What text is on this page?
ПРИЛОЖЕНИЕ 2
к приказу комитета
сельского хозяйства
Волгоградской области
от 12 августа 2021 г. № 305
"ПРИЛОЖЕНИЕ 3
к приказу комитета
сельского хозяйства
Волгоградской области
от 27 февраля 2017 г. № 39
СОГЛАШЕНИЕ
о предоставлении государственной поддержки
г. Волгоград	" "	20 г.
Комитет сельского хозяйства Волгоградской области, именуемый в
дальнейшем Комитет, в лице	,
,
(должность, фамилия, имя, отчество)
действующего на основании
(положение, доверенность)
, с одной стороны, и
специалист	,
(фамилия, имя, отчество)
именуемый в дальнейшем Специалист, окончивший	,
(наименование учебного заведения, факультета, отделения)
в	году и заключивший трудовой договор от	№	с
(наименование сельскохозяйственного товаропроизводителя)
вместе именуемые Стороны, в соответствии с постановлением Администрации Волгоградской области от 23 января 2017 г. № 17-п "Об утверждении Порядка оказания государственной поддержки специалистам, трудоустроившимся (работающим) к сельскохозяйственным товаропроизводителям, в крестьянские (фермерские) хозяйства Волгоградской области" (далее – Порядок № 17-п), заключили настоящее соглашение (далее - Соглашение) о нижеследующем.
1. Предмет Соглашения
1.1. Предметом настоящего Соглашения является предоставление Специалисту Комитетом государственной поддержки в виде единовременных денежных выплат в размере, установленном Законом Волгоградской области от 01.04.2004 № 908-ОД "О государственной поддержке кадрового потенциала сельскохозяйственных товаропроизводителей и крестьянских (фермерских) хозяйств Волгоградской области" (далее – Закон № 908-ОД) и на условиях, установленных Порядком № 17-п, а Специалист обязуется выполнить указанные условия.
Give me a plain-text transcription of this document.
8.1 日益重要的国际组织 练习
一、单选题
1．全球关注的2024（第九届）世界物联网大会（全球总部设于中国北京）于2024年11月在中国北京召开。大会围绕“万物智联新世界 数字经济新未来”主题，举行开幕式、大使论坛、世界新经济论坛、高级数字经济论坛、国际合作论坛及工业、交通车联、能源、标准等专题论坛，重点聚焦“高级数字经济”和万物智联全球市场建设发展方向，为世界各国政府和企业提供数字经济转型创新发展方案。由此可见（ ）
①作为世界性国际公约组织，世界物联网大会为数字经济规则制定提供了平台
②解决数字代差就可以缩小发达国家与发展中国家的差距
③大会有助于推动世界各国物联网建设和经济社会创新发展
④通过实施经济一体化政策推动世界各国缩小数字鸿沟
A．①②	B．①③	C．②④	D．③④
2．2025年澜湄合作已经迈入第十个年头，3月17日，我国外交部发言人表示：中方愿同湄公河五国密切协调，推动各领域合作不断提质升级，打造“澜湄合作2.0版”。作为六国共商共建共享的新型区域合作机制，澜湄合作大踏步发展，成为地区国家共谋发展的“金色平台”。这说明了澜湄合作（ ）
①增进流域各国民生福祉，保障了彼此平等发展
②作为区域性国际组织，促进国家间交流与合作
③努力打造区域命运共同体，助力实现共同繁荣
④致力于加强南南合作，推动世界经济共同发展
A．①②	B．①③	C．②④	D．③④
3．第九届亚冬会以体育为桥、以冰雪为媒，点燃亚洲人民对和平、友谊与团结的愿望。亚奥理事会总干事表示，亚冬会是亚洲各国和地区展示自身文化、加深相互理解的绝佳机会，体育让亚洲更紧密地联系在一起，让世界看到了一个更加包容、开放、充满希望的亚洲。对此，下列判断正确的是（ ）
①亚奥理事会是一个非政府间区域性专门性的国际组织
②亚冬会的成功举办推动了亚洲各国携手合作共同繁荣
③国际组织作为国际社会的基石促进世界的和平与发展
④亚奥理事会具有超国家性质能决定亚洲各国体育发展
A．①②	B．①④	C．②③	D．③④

__Written task__: Every line of the material must be returned exactly as it appears.

__Task response__:
What text is on this page?
ПРИЛОЖЕНИЕ 2
к приказу комитета
сельского хозяйства
Волгоградской области
от 12 августа 2021 г. № 305
"ПРИЛОЖЕНИЕ 3
к приказу комитета
сельского хозяйства
Волгоградской области
от 27 февраля 2017 г. № 39
СОГЛАШЕНИЕ
о предоставлении государственной поддержки
г. Волгоград	" "	20 г.
Комитет сельского хозяйства Волгоградской области, именуемый в
дальнейшем Комитет, в лице	,
,
(должность, фамилия, имя, отчество)
действующего на основании
(положение, доверенность)
, с одной стороны, и
специалист	,
(фамилия, имя, отчество)
именуемый в дальнейшем Специалист, окончивший	,
(наименование учебного заведения, факультета, отделения)
в	году и заключивший трудовой договор от	№	с
(наименование сельскохозяйственного товаропроизводителя)
вместе именуемые Стороны, в соответствии с постановлением Администрации Волгоградской области от 23 января 2017 г. № 17-п "Об утверждении Порядка оказания государственной поддержки специалистам, трудоустроившимся (работающим) к сельскохозяйственным товаропроизводителям, в крестьянские (фермерские) хозяйства Волгоградской области" (далее – Порядок № 17-п), заключили настоящее соглашение (далее - Соглашение) о нижеследующем.
1. Предмет Соглашения
1.1. Предметом настоящего Соглашения является предоставление Специалисту Комитетом государственной поддержки в виде единовременных денежных выплат в размере, установленном Законом Волгоградской области от 01.04.2004 № 908-ОД "О государственной поддержке кадрового потенциала сельскохозяйственных товаропроизводителей и крестьянских (фермерских) хозяйств Волгоградской области" (далее – Закон № 908-ОД) и на условиях, установленных Порядком № 17-п, а Специалист обязуется выполнить указанные условия.
Give me a plain-text transcription of this document.
8.1 日益重要的国际组织 练习
一、单选题
1．全球关注的2024（第九届）世界物联网大会（全球总部设于中国北京）于2024年11月在中国北京召开。大会围绕“万物智联新世界 数字经济新未来”主题，举行开幕式、大使论坛、世界新经济论坛、高级数字经济论坛、国际合作论坛及工业、交通车联、能源、标准等专题论坛，重点聚焦“高级数字经济”和万物智联全球市场建设发展方向，为世界各国政府和企业提供数字经济转型创新发展方案。由此可见（ ）
①作为世界性国际公约组织，世界物联网大会为数字经济规则制定提供了平台
②解决数字代差就可以缩小发达国家与发展中国家的差距
③大会有助于推动世界各国物联网建设和经济社会创新发展
④通过实施经济一体化政策推动世界各国缩小数字鸿沟
A．①②	B．①③	C．②④	D．③④
2．2025年澜湄合作已经迈入第十个年头，3月17日，我国外交部发言人表示：中方愿同湄公河五国密切协调，推动各领域合作不断提质升级，打造“澜湄合作2.0版”。作为六国共商共建共享的新型区域合作机制，澜湄合作大踏步发展，成为地区国家共谋发展的“金色平台”。这说明了澜湄合作（ ）
①增进流域各国民生福祉，保障了彼此平等发展
②作为区域性国际组织，促进国家间交流与合作
③努力打造区域命运共同体，助力实现共同繁荣
④致力于加强南南合作，推动世界经济共同发展
A．①②	B．①③	C．②④	D．③④
3．第九届亚冬会以体育为桥、以冰雪为媒，点燃亚洲人民对和平、友谊与团结的愿望。亚奥理事会总干事表示，亚冬会是亚洲各国和地区展示自身文化、加深相互理解的绝佳机会，体育让亚洲更紧密地联系在一起，让世界看到了一个更加包容、开放、充满希望的亚洲。对此，下列判断正确的是（ ）
①亚奥理事会是一个非政府间区域性专门性的国际组织
②亚冬会的成功举办推动了亚洲各国携手合作共同繁荣
③国际组织作为国际社会的基石促进世界的和平与发展
④亚奥理事会具有超国家性质能决定亚洲各国体育发展
A．①②	B．①④	C．②③	D．③④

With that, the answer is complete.